%%

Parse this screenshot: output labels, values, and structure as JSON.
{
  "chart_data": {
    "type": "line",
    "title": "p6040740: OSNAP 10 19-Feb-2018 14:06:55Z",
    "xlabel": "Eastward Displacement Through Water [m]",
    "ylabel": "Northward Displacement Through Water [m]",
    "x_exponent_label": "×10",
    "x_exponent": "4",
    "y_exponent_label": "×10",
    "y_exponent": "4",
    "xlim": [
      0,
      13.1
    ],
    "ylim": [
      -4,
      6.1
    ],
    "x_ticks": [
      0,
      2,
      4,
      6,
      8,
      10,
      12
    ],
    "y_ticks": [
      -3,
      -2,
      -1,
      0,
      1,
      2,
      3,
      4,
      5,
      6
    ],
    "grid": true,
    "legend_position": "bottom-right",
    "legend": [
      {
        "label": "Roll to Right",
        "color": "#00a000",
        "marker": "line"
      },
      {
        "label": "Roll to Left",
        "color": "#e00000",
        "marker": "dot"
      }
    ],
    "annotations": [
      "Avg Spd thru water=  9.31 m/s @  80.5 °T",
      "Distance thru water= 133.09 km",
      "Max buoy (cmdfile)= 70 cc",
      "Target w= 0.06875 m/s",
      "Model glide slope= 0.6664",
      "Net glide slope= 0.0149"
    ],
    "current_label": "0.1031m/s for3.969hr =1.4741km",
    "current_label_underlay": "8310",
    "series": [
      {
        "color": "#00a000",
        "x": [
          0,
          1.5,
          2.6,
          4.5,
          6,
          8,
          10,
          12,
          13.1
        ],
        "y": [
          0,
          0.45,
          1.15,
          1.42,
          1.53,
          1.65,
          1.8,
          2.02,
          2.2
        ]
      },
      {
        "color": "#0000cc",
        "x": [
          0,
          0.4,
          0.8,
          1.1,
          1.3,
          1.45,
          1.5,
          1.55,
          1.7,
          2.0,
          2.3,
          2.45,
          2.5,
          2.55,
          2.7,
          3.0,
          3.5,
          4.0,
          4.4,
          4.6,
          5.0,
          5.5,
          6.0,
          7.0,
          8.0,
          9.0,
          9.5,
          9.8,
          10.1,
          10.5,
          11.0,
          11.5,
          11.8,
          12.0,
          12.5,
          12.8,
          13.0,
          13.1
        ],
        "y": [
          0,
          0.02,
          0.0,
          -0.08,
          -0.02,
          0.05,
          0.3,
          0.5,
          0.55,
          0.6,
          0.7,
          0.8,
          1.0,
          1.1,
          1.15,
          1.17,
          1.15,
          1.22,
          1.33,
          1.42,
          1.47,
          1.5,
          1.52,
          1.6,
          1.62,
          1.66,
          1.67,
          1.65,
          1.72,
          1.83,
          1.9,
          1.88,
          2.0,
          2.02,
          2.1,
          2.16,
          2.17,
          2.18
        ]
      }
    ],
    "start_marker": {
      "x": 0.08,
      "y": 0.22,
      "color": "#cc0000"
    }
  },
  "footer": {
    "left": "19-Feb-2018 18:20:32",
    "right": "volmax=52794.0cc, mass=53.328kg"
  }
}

%%

▸ **Requirement**: All of the data shown above must be copied exactly.

▸ **Solution for this problem**:
Parse this screenshot: output labels, values, and structure as JSON.
{
  "chart_data": {
    "type": "line",
    "title": "p6040740: OSNAP 10 19-Feb-2018 14:06:55Z",
    "xlabel": "Eastward Displacement Through Water [m]",
    "ylabel": "Northward Displacement Through Water [m]",
    "x_exponent_label": "×10",
    "x_exponent": "4",
    "y_exponent_label": "×10",
    "y_exponent": "4",
    "xlim": [
      0,
      13.1
    ],
    "ylim": [
      -4,
      6.1
    ],
    "x_ticks": [
      0,
      2,
      4,
      6,
      8,
      10,
      12
    ],
    "y_ticks": [
      -3,
      -2,
      -1,
      0,
      1,
      2,
      3,
      4,
      5,
      6
    ],
    "grid": true,
    "legend_position": "bottom-right",
    "legend": [
      {
        "label": "Roll to Right",
        "color": "#00a000",
        "marker": "line"
      },
      {
        "label": "Roll to Left",
        "color": "#e00000",
        "marker": "dot"
      }
    ],
    "annotations": [
      "Avg Spd thru water=  9.31 m/s @  80.5 °T",
      "Distance thru water= 133.09 km",
      "Max buoy (cmdfile)= 70 cc",
      "Target w= 0.06875 m/s",
      "Model glide slope= 0.6664",
      "Net glide slope= 0.0149"
    ],
    "current_label": "0.1031m/s for3.969hr =1.4741km",
    "current_label_underlay": "8310",
    "series": [
      {
        "color": "#00a000",
        "x": [
          0,
          1.5,
          2.6,
          4.5,
          6,
          8,
          10,
          12,
          13.1
        ],
        "y": [
          0,
          0.45,
          1.15,
          1.42,
          1.53,
          1.65,
          1.8,
          2.02,
          2.2
        ]
      },
      {
        "color": "#0000cc",
        "x": [
          0,
          0.4,
          0.8,
          1.1,
          1.3,
          1.45,
          1.5,
          1.55,
          1.7,
          2.0,
          2.3,
          2.45,
          2.5,
          2.55,
          2.7,
          3.0,
          3.5,
          4.0,
          4.4,
          4.6,
          5.0,
          5.5,
          6.0,
          7.0,
          8.0,
          9.0,
          9.5,
          9.8,
          10.1,
          10.5,
          11.0,
          11.5,
          11.8,
          12.0,
          12.5,
          12.8,
          13.0,
          13.1
        ],
        "y": [
          0,
          0.02,
          0.0,
          -0.08,
          -0.02,
          0.05,
          0.3,
          0.5,
          0.55,
          0.6,
          0.7,
          0.8,
          1.0,
          1.1,
          1.15,
          1.17,
          1.15,
          1.22,
          1.33,
          1.42,
          1.47,
          1.5,
          1.52,
          1.6,
          1.62,
          1.66,
          1.67,
          1.65,
          1.72,
          1.83,
          1.9,
          1.88,
          2.0,
          2.02,
          2.1,
          2.16,
          2.17,
          2.18
        ]
      }
    ],
    "start_marker": {
      "x": 0.08,
      "y": 0.22,
      "color": "#cc0000"
    }
  },
  "footer": {
    "left": "19-Feb-2018 18:20:32",
    "right": "volmax=52794.0cc, mass=53.328kg"
  }
}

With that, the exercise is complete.